• _The task_: Copy out each line that includes the word "пособие".
────
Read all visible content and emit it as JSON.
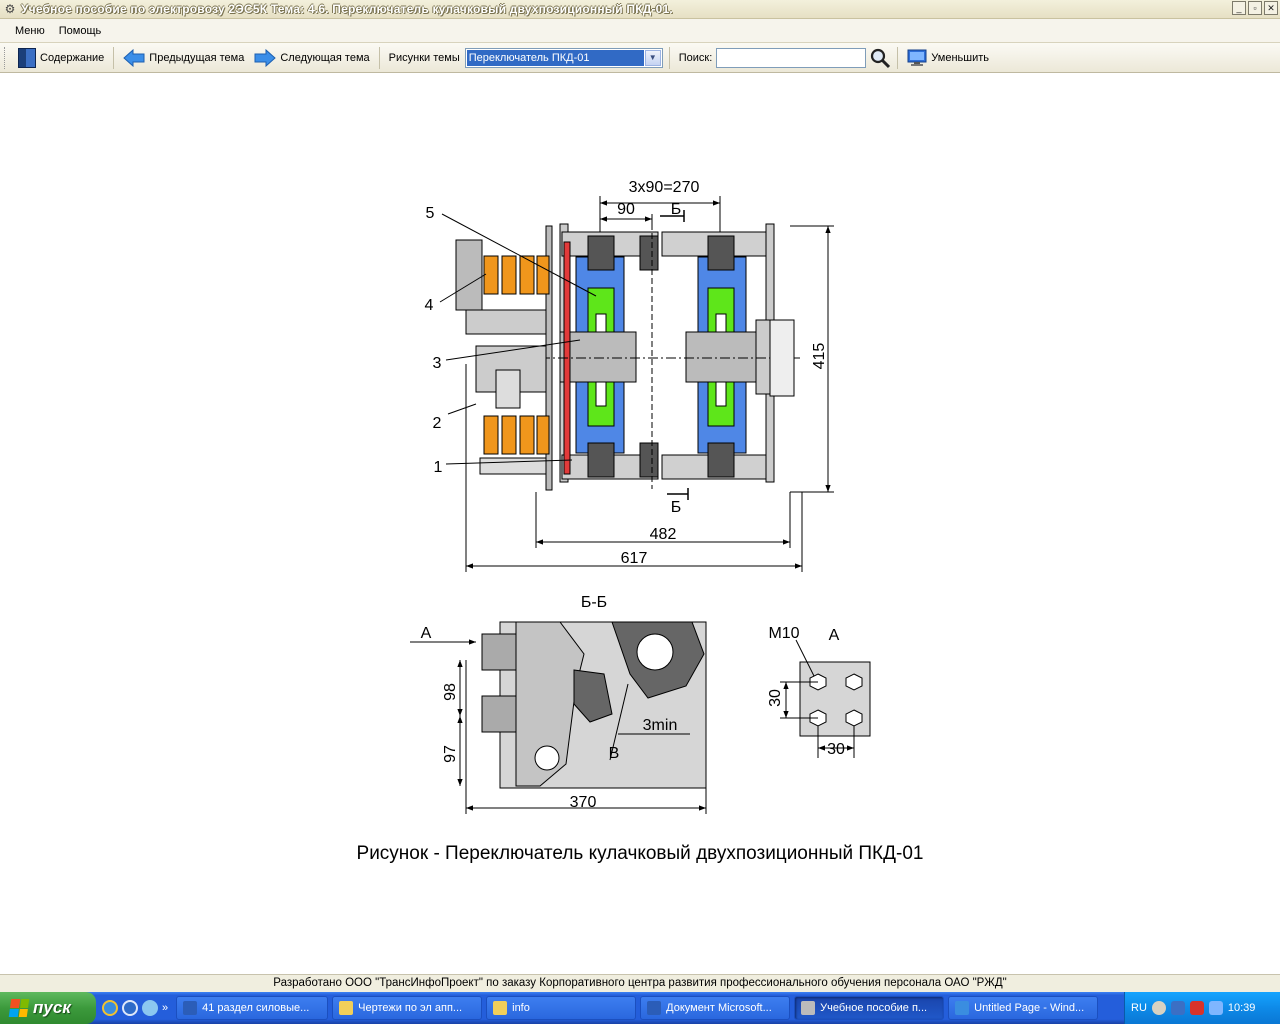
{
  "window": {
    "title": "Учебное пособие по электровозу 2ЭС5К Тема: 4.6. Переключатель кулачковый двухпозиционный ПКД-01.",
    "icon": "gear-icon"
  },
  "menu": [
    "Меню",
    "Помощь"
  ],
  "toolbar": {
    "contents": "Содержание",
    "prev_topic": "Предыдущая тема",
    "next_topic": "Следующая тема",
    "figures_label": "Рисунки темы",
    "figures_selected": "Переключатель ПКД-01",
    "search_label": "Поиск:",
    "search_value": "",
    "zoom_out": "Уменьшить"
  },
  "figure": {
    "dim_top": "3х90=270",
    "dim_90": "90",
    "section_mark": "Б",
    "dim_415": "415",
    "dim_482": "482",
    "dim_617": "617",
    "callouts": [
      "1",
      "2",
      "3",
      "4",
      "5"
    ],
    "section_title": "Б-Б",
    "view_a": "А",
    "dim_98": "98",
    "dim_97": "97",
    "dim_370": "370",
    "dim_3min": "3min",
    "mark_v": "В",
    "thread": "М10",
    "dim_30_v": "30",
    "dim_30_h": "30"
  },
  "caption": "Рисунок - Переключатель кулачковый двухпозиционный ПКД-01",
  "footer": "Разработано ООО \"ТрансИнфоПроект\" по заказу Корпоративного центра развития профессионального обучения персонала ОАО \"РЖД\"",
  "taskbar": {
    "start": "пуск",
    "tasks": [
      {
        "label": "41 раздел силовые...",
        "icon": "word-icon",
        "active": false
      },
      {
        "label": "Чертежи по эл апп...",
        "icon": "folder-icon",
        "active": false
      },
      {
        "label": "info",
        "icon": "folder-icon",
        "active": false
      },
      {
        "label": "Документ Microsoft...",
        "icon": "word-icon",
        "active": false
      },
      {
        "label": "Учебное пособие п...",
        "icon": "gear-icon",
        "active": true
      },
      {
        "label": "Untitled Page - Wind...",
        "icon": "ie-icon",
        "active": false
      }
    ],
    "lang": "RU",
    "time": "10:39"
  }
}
────
• _Exercise solution_:
    "title": "Учебное пособие по электровозу 2ЭС5К Тема: 4.6. Переключатель кулачковый двухпозиционный ПКД-01.",
        "label": "Учебное пособие п...",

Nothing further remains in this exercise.